Dataset excerpt:
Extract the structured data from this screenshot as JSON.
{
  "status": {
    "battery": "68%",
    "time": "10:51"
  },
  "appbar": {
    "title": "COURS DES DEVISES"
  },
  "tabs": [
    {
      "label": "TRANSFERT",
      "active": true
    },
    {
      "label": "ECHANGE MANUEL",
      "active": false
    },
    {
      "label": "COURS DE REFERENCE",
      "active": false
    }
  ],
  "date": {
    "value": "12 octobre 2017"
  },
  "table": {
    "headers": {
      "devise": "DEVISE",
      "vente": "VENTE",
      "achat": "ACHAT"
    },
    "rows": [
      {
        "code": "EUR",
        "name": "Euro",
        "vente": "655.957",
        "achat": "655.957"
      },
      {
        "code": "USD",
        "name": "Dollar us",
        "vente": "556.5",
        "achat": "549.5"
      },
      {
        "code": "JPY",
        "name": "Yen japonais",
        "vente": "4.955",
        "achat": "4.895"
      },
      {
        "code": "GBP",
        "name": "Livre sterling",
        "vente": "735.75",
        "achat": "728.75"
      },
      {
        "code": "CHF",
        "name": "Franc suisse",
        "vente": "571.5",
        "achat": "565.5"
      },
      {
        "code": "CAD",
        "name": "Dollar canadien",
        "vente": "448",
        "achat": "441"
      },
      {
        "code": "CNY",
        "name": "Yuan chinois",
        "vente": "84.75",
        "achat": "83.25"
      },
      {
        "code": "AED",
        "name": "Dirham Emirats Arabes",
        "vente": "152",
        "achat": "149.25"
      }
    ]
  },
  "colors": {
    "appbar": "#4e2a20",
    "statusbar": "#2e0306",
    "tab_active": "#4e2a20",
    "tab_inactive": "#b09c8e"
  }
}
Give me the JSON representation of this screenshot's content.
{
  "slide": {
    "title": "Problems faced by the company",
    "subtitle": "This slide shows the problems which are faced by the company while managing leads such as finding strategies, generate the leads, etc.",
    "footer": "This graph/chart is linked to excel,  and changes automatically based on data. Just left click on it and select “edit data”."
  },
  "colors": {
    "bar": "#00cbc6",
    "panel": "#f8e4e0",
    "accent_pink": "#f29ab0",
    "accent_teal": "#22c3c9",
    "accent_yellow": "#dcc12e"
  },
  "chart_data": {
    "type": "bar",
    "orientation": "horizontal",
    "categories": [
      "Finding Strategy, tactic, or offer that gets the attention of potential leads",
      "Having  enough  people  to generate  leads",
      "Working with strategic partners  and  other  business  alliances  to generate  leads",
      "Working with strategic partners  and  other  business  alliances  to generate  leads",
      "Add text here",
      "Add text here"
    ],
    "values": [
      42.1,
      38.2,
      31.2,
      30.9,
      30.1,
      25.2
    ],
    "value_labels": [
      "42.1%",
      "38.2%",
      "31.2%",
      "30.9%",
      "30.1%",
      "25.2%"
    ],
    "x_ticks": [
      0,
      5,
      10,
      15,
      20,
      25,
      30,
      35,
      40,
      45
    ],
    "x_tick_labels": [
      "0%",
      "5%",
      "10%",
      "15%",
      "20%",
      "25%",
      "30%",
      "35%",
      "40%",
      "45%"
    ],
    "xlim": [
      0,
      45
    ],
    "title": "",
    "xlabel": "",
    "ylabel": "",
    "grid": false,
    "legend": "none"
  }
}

Requirement: Give the listing above again, word for word.

Full answer:
Extract the structured data from this screenshot as JSON.
{
  "status": {
    "battery": "68%",
    "time": "10:51"
  },
  "appbar": {
    "title": "COURS DES DEVISES"
  },
  "tabs": [
    {
      "label": "TRANSFERT",
      "active": true
    },
    {
      "label": "ECHANGE MANUEL",
      "active": false
    },
    {
      "label": "COURS DE REFERENCE",
      "active": false
    }
  ],
  "date": {
    "value": "12 octobre 2017"
  },
  "table": {
    "headers": {
      "devise": "DEVISE",
      "vente": "VENTE",
      "achat": "ACHAT"
    },
    "rows": [
      {
        "code": "EUR",
        "name": "Euro",
        "vente": "655.957",
        "achat": "655.957"
      },
      {
        "code": "USD",
        "name": "Dollar us",
        "vente": "556.5",
        "achat": "549.5"
      },
      {
        "code": "JPY",
        "name": "Yen japonais",
        "vente": "4.955",
        "achat": "4.895"
      },
      {
        "code": "GBP",
        "name": "Livre sterling",
        "vente": "735.75",
        "achat": "728.75"
      },
      {
        "code": "CHF",
        "name": "Franc suisse",
        "vente": "571.5",
        "achat": "565.5"
      },
      {
        "code": "CAD",
        "name": "Dollar canadien",
        "vente": "448",
        "achat": "441"
      },
      {
        "code": "CNY",
        "name": "Yuan chinois",
        "vente": "84.75",
        "achat": "83.25"
      },
      {
        "code": "AED",
        "name": "Dirham Emirats Arabes",
        "vente": "152",
        "achat": "149.25"
      }
    ]
  },
  "colors": {
    "appbar": "#4e2a20",
    "statusbar": "#2e0306",
    "tab_active": "#4e2a20",
    "tab_inactive": "#b09c8e"
  }
}
Give me the JSON representation of this screenshot's content.
{
  "slide": {
    "title": "Problems faced by the company",
    "subtitle": "This slide shows the problems which are faced by the company while managing leads such as finding strategies, generate the leads, etc.",
    "footer": "This graph/chart is linked to excel,  and changes automatically based on data. Just left click on it and select “edit data”."
  },
  "colors": {
    "bar": "#00cbc6",
    "panel": "#f8e4e0",
    "accent_pink": "#f29ab0",
    "accent_teal": "#22c3c9",
    "accent_yellow": "#dcc12e"
  },
  "chart_data": {
    "type": "bar",
    "orientation": "horizontal",
    "categories": [
      "Finding Strategy, tactic, or offer that gets the attention of potential leads",
      "Having  enough  people  to generate  leads",
      "Working with strategic partners  and  other  business  alliances  to generate  leads",
      "Working with strategic partners  and  other  business  alliances  to generate  leads",
      "Add text here",
      "Add text here"
    ],
    "values": [
      42.1,
      38.2,
      31.2,
      30.9,
      30.1,
      25.2
    ],
    "value_labels": [
      "42.1%",
      "38.2%",
      "31.2%",
      "30.9%",
      "30.1%",
      "25.2%"
    ],
    "x_ticks": [
      0,
      5,
      10,
      15,
      20,
      25,
      30,
      35,
      40,
      45
    ],
    "x_tick_labels": [
      "0%",
      "5%",
      "10%",
      "15%",
      "20%",
      "25%",
      "30%",
      "35%",
      "40%",
      "45%"
    ],
    "xlim": [
      0,
      45
    ],
    "title": "",
    "xlabel": "",
    "ylabel": "",
    "grid": false,
    "legend": "none"
  }
}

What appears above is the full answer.